*** Supplied entries ***

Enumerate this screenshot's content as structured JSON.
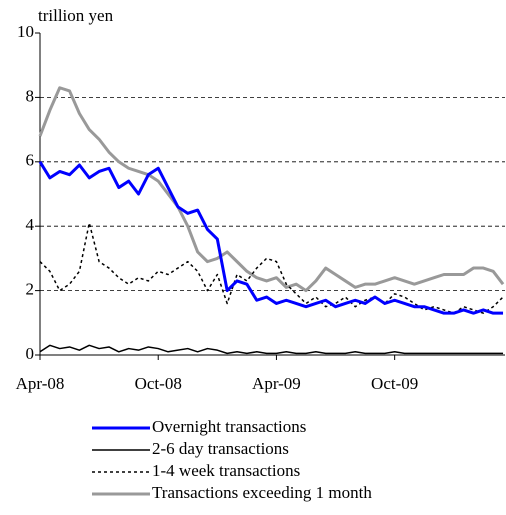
{
  "chart_data": {
    "type": "line",
    "y_label": "trillion yen",
    "x": [
      0,
      0.5,
      1,
      1.5,
      2,
      2.5,
      3,
      3.5,
      4,
      4.5,
      5,
      5.5,
      6,
      6.5,
      7,
      7.5,
      8,
      8.5,
      9,
      9.5,
      10,
      10.5,
      11,
      11.5,
      12,
      12.5,
      13,
      13.5,
      14,
      14.5,
      15,
      15.5,
      16,
      16.5,
      17,
      17.5,
      18,
      18.5,
      19,
      19.5,
      20,
      20.5,
      21,
      21.5,
      22,
      22.5,
      23,
      23.5
    ],
    "xlim": [
      0,
      23.6
    ],
    "xticks": [
      {
        "value": 0,
        "label": "Apr-08"
      },
      {
        "value": 6,
        "label": "Oct-08"
      },
      {
        "value": 12,
        "label": "Apr-09"
      },
      {
        "value": 18,
        "label": "Oct-09"
      }
    ],
    "ylim": [
      0,
      10
    ],
    "yticks": [
      0,
      2,
      4,
      6,
      8,
      10
    ],
    "grid": true,
    "series": [
      {
        "name": "Overnight transactions",
        "color": "#0000ff",
        "style": "solid",
        "width": 3,
        "values": [
          6.0,
          5.5,
          5.7,
          5.6,
          5.9,
          5.5,
          5.7,
          5.8,
          5.2,
          5.4,
          5.0,
          5.6,
          5.8,
          5.2,
          4.6,
          4.4,
          4.5,
          3.9,
          3.6,
          2.0,
          2.3,
          2.2,
          1.7,
          1.8,
          1.6,
          1.7,
          1.6,
          1.5,
          1.6,
          1.7,
          1.5,
          1.6,
          1.7,
          1.6,
          1.8,
          1.6,
          1.7,
          1.6,
          1.5,
          1.5,
          1.4,
          1.3,
          1.3,
          1.4,
          1.3,
          1.4,
          1.3,
          1.3
        ]
      },
      {
        "name": "2-6 day transactions",
        "color": "#000000",
        "style": "solid",
        "width": 1.5,
        "values": [
          0.1,
          0.3,
          0.2,
          0.25,
          0.15,
          0.3,
          0.2,
          0.25,
          0.1,
          0.2,
          0.15,
          0.25,
          0.2,
          0.1,
          0.15,
          0.2,
          0.1,
          0.2,
          0.15,
          0.05,
          0.1,
          0.05,
          0.1,
          0.05,
          0.05,
          0.1,
          0.05,
          0.05,
          0.1,
          0.05,
          0.05,
          0.05,
          0.1,
          0.05,
          0.05,
          0.05,
          0.1,
          0.05,
          0.05,
          0.05,
          0.05,
          0.05,
          0.05,
          0.05,
          0.05,
          0.05,
          0.05,
          0.05
        ]
      },
      {
        "name": "1-4 week transactions",
        "color": "#000000",
        "style": "dotted",
        "width": 1.5,
        "values": [
          2.9,
          2.6,
          2.0,
          2.2,
          2.6,
          4.1,
          2.9,
          2.7,
          2.4,
          2.2,
          2.4,
          2.3,
          2.6,
          2.5,
          2.7,
          2.9,
          2.6,
          2.0,
          2.5,
          1.6,
          2.5,
          2.3,
          2.7,
          3.0,
          2.9,
          2.2,
          1.9,
          1.6,
          1.8,
          1.5,
          1.6,
          1.8,
          1.5,
          1.7,
          1.8,
          1.6,
          1.9,
          1.8,
          1.6,
          1.4,
          1.5,
          1.4,
          1.3,
          1.5,
          1.4,
          1.3,
          1.5,
          1.8
        ]
      },
      {
        "name": "Transactions exceeding 1 month",
        "color": "#999999",
        "style": "solid",
        "width": 3,
        "values": [
          6.8,
          7.6,
          8.3,
          8.2,
          7.5,
          7.0,
          6.7,
          6.3,
          6.0,
          5.8,
          5.7,
          5.6,
          5.4,
          5.0,
          4.6,
          4.0,
          3.2,
          2.9,
          3.0,
          3.2,
          2.9,
          2.6,
          2.4,
          2.3,
          2.4,
          2.1,
          2.2,
          2.0,
          2.3,
          2.7,
          2.5,
          2.3,
          2.1,
          2.2,
          2.2,
          2.3,
          2.4,
          2.3,
          2.2,
          2.3,
          2.4,
          2.5,
          2.5,
          2.5,
          2.7,
          2.7,
          2.6,
          2.2
        ]
      }
    ]
  }
}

***

Look through the listing above. Pick out each line with "color" and copy it.

        "color": "#0000ff",
        "color": "#000000",
        "color": "#000000",
        "color": "#999999",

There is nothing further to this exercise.